[Do this]:
Find the lines holding "upper" and copy them.

— Begin Data supplied —

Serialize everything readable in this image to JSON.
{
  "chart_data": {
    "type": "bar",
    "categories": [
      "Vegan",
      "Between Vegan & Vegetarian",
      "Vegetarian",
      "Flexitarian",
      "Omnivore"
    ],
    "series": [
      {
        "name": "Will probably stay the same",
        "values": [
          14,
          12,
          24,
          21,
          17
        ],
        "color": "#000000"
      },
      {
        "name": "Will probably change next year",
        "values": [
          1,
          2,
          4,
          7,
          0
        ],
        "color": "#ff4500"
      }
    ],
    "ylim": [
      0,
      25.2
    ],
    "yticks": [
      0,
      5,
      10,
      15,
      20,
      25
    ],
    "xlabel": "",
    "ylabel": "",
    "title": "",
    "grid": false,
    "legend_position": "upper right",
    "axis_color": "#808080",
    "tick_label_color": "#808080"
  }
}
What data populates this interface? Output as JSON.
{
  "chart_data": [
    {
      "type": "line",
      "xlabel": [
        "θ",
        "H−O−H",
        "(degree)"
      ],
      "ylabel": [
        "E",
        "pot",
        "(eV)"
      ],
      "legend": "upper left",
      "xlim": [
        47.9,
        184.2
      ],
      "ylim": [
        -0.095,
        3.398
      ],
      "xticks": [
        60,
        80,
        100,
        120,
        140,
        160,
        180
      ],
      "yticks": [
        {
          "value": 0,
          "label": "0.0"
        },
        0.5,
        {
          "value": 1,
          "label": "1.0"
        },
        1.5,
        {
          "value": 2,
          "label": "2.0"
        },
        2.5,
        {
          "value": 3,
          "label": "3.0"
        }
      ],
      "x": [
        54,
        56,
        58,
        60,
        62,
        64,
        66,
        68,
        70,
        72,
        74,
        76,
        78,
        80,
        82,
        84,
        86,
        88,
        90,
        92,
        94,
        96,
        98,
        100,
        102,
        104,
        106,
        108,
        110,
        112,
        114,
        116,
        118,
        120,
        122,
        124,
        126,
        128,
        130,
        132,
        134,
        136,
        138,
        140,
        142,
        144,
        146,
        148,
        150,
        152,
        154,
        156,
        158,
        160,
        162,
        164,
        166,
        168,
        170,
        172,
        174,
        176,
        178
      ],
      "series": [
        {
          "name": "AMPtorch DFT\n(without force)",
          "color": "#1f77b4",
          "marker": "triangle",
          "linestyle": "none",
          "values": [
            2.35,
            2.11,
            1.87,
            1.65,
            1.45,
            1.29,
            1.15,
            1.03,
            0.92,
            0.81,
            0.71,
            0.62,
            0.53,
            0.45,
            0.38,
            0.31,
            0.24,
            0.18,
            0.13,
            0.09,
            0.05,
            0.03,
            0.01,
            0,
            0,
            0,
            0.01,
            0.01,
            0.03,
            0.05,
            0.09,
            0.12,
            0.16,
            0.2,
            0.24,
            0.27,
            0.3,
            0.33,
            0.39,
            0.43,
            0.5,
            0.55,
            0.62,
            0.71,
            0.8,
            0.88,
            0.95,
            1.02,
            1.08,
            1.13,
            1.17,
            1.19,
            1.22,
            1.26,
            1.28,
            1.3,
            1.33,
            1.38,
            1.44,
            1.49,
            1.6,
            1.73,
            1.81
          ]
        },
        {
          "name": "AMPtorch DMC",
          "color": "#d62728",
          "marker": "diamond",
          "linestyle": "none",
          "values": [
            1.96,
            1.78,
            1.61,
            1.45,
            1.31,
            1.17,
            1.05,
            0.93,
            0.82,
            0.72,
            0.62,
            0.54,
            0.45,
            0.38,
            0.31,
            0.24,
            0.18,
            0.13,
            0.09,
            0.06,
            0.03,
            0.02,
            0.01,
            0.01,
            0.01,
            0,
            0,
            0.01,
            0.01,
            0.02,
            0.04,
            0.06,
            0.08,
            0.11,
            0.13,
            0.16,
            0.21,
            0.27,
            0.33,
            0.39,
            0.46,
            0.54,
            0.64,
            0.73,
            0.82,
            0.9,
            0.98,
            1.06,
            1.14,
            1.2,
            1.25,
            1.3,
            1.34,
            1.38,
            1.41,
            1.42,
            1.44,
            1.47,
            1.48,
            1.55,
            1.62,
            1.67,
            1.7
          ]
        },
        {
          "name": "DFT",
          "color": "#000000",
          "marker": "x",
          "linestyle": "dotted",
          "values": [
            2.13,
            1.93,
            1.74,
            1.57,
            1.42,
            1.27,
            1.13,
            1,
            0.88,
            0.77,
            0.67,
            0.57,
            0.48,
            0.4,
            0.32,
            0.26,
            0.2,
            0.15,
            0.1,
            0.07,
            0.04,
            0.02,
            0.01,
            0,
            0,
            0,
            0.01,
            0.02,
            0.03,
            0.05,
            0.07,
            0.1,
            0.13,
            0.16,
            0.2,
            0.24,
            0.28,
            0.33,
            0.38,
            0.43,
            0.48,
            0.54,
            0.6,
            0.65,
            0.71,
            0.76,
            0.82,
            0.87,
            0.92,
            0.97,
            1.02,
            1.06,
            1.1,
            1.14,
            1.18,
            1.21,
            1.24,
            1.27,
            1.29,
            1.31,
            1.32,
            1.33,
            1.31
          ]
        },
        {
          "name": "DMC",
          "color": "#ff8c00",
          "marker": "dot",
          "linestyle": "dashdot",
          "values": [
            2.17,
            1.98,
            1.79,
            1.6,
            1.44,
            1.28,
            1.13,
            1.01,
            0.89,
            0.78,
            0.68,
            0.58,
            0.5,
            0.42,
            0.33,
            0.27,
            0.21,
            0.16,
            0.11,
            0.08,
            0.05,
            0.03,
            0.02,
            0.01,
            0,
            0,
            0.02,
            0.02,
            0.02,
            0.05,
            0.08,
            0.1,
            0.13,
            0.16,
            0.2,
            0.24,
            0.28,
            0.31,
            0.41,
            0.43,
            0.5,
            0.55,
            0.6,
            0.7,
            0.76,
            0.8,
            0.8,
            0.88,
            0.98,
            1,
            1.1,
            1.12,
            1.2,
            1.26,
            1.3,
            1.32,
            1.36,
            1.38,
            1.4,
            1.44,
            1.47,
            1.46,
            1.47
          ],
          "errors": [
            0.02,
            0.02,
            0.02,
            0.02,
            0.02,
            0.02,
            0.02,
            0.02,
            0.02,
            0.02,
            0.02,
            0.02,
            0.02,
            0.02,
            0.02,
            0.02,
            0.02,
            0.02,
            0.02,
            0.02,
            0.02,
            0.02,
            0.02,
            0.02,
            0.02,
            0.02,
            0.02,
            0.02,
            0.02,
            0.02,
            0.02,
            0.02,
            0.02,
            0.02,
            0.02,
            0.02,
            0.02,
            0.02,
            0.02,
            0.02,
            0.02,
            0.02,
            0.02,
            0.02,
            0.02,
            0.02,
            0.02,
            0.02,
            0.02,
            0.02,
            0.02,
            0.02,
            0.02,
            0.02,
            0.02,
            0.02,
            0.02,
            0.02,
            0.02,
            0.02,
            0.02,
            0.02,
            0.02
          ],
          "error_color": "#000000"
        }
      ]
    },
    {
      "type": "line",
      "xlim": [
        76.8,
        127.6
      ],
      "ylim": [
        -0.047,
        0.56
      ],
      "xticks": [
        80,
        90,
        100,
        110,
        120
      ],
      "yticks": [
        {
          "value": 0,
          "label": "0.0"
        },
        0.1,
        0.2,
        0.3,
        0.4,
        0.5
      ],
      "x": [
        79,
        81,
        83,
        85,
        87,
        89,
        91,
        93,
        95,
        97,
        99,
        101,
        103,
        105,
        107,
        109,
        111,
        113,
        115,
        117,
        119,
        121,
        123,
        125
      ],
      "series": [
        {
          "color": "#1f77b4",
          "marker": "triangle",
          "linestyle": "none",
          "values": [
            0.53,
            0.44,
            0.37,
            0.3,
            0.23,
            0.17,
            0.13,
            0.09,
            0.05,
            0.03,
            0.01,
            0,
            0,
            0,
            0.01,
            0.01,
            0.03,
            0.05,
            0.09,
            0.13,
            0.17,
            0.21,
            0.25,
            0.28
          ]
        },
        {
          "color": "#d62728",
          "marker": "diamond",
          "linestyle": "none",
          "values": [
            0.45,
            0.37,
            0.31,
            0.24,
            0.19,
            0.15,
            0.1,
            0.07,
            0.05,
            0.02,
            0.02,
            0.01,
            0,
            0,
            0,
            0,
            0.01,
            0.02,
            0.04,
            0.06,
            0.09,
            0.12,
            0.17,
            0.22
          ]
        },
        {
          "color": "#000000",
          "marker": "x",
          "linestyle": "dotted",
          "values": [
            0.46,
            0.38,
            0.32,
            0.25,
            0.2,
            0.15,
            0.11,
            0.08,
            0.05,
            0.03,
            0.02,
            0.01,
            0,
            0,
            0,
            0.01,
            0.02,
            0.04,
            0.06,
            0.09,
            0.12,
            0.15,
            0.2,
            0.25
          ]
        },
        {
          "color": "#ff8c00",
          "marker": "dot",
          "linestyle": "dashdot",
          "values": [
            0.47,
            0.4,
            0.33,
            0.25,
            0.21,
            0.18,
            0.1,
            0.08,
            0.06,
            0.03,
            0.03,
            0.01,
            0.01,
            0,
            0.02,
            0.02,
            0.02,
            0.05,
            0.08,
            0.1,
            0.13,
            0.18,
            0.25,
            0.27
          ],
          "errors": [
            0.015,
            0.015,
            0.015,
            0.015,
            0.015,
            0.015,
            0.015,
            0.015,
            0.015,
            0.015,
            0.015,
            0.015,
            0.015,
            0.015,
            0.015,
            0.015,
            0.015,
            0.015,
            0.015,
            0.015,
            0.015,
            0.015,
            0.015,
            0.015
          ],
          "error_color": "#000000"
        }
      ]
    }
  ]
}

— End Data supplied —

[The solution]:
    "legend_position": "upper right",
      "legend": "upper left",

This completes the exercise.